Records about charts and figures
"""
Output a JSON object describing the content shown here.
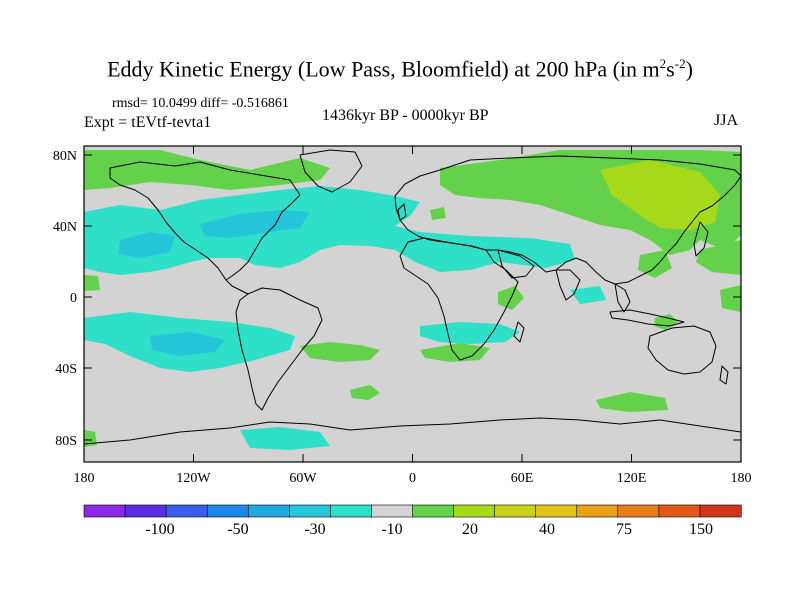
{
  "title": {
    "main": "Eddy Kinetic Energy (Low Pass, Bloomfield) at 200 hPa (in m",
    "sup1": "2",
    "mid": "s",
    "sup2": "-2",
    "end": ")"
  },
  "stats": "rmsd= 10.0499 diff= -0.516861",
  "experiment": "Expt = tEVtf-tevta1",
  "period": "1436kyr BP - 0000kyr BP",
  "season": "JJA",
  "lat_ticks": [
    "80N",
    "40N",
    "0",
    "40S",
    "80S"
  ],
  "lon_ticks": [
    "180",
    "120W",
    "60W",
    "0",
    "60E",
    "120E",
    "180"
  ],
  "colorbar": {
    "colors": [
      "#8a2be2",
      "#5a2ee0",
      "#3a5ee6",
      "#1e88e8",
      "#22a9e0",
      "#26c6da",
      "#2ee0c8",
      "#d3d3d3",
      "#63d14a",
      "#a6d91a",
      "#c8d21a",
      "#e0c418",
      "#e8a018",
      "#e67e1a",
      "#e05a1a",
      "#d0361a"
    ],
    "labels": [
      "-100",
      "-50",
      "-30",
      "-10",
      "20",
      "40",
      "75",
      "150"
    ]
  },
  "palette": {
    "background": "#d3d3d3",
    "neg": "#2ee0c8",
    "neg2": "#26c6da",
    "pos": "#63d14a",
    "pos2": "#a6d91a"
  }
}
"""
Set problem: Each entry gets copied exactly; the pictures stay out.

Exercise response:
Output a JSON object describing the content shown here.
{
  "title": {
    "main": "Eddy Kinetic Energy (Low Pass, Bloomfield) at 200 hPa (in m",
    "sup1": "2",
    "mid": "s",
    "sup2": "-2",
    "end": ")"
  },
  "stats": "rmsd= 10.0499 diff= -0.516861",
  "experiment": "Expt = tEVtf-tevta1",
  "period": "1436kyr BP - 0000kyr BP",
  "season": "JJA",
  "lat_ticks": [
    "80N",
    "40N",
    "0",
    "40S",
    "80S"
  ],
  "lon_ticks": [
    "180",
    "120W",
    "60W",
    "0",
    "60E",
    "120E",
    "180"
  ],
  "colorbar": {
    "colors": [
      "#8a2be2",
      "#5a2ee0",
      "#3a5ee6",
      "#1e88e8",
      "#22a9e0",
      "#26c6da",
      "#2ee0c8",
      "#d3d3d3",
      "#63d14a",
      "#a6d91a",
      "#c8d21a",
      "#e0c418",
      "#e8a018",
      "#e67e1a",
      "#e05a1a",
      "#d0361a"
    ],
    "labels": [
      "-100",
      "-50",
      "-30",
      "-10",
      "20",
      "40",
      "75",
      "150"
    ]
  },
  "palette": {
    "background": "#d3d3d3",
    "neg": "#2ee0c8",
    "neg2": "#26c6da",
    "pos": "#63d14a",
    "pos2": "#a6d91a"
  }
}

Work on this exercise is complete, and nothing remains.